### Your task
Drop every picture and give the entries back exactly.

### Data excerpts
============================================================
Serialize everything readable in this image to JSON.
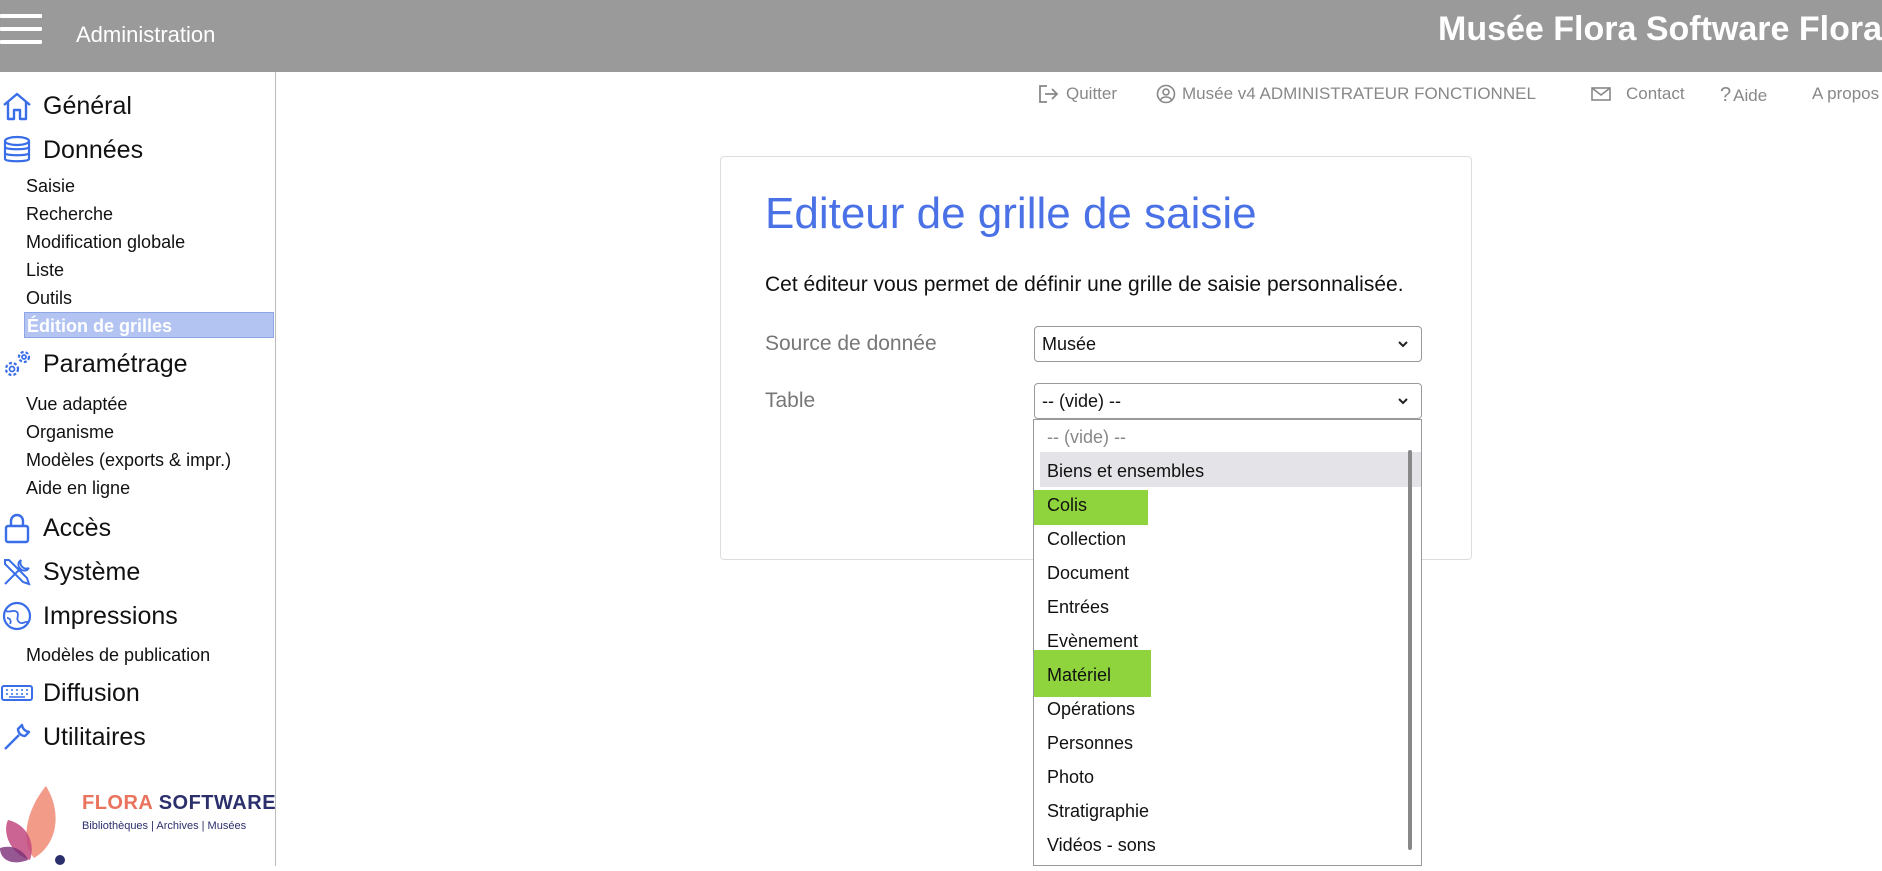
{
  "header": {
    "section": "Administration",
    "title": "Musée Flora Software Flora"
  },
  "sidebar": {
    "general": "Général",
    "donnees": {
      "label": "Données",
      "items": [
        "Saisie",
        "Recherche",
        "Modification globale",
        "Liste",
        "Outils",
        "Édition de grilles"
      ]
    },
    "parametrage": {
      "label": "Paramétrage",
      "items": [
        "Vue adaptée",
        "Organisme",
        "Modèles (exports & impr.)",
        "Aide en ligne"
      ]
    },
    "acces": "Accès",
    "systeme": "Système",
    "impressions": {
      "label": "Impressions",
      "items": [
        "Modèles de publication"
      ]
    },
    "diffusion": "Diffusion",
    "utilitaires": "Utilitaires",
    "logo": {
      "name_part1": "FLORA",
      "name_part2": " SOFTWARE",
      "tagline": "Bibliothèques | Archives | Musées"
    }
  },
  "toplinks": {
    "quitter": "Quitter",
    "user": "Musée v4 ADMINISTRATEUR FONCTIONNEL",
    "contact": "Contact",
    "aide": "Aide",
    "apropos": "A propos"
  },
  "editor": {
    "title": "Editeur de grille de saisie",
    "description": "Cet éditeur vous permet de définir une grille de saisie personnalisée.",
    "source_label": "Source de donnée",
    "source_value": "Musée",
    "table_label": "Table",
    "table_value": "-- (vide) --"
  },
  "dropdown": {
    "options": [
      "-- (vide) --",
      "Biens et ensembles",
      "Colis",
      "Collection",
      "Document",
      "Entrées",
      "Evènement",
      "Matériel",
      "Opérations",
      "Personnes",
      "Photo",
      "Stratigraphie",
      "Vidéos - sons"
    ]
  },
  "colors": {
    "accent": "#4a72e6",
    "header_bg": "#9a9a9a",
    "highlight": "#8fd43c",
    "active_item": "#b3c4f2"
  }
}
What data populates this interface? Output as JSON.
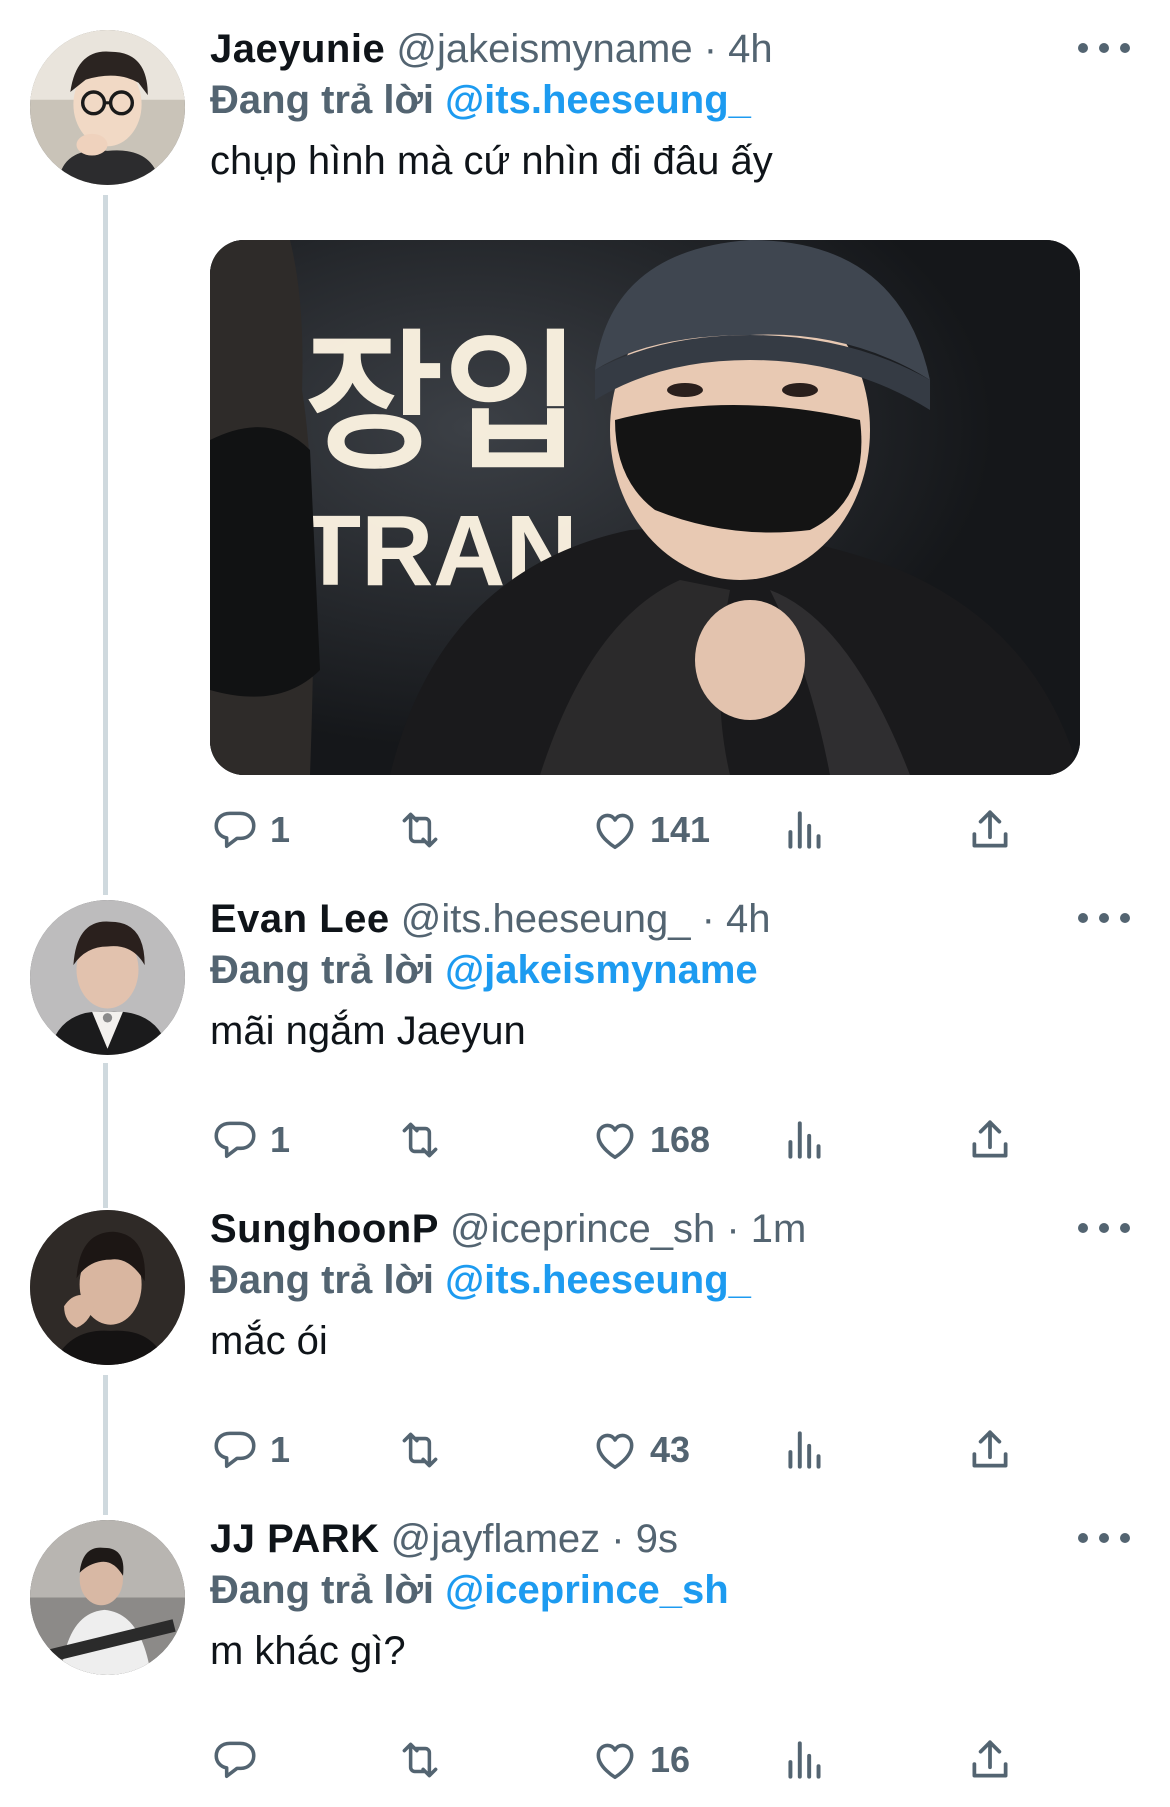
============================================================
### Written solution
Serialize everything readable in this image to JSON.
{
  "header": {
    "section": "Administration",
    "title": "Musée Flora Software Flora"
  },
  "sidebar": {
    "general": "Général",
    "donnees": {
      "label": "Données",
      "items": [
        "Saisie",
        "Recherche",
        "Modification globale",
        "Liste",
        "Outils",
        "Édition de grilles"
      ]
    },
    "parametrage": {
      "label": "Paramétrage",
      "items": [
        "Vue adaptée",
        "Organisme",
        "Modèles (exports & impr.)",
        "Aide en ligne"
      ]
    },
    "acces": "Accès",
    "systeme": "Système",
    "impressions": {
      "label": "Impressions",
      "items": [
        "Modèles de publication"
      ]
    },
    "diffusion": "Diffusion",
    "utilitaires": "Utilitaires",
    "logo": {
      "name_part1": "FLORA",
      "name_part2": " SOFTWARE",
      "tagline": "Bibliothèques | Archives | Musées"
    }
  },
  "toplinks": {
    "quitter": "Quitter",
    "user": "Musée v4 ADMINISTRATEUR FONCTIONNEL",
    "contact": "Contact",
    "aide": "Aide",
    "apropos": "A propos"
  },
  "editor": {
    "title": "Editeur de grille de saisie",
    "description": "Cet éditeur vous permet de définir une grille de saisie personnalisée.",
    "source_label": "Source de donnée",
    "source_value": "Musée",
    "table_label": "Table",
    "table_value": "-- (vide) --"
  },
  "dropdown": {
    "options": [
      "-- (vide) --",
      "Biens et ensembles",
      "Colis",
      "Collection",
      "Document",
      "Entrées",
      "Evènement",
      "Matériel",
      "Opérations",
      "Personnes",
      "Photo",
      "Stratigraphie",
      "Vidéos - sons"
    ]
  },
  "colors": {
    "accent": "#4a72e6",
    "header_bg": "#9a9a9a",
    "highlight": "#8fd43c",
    "active_item": "#b3c4f2"
  }
}
What data populates this interface? Output as JSON.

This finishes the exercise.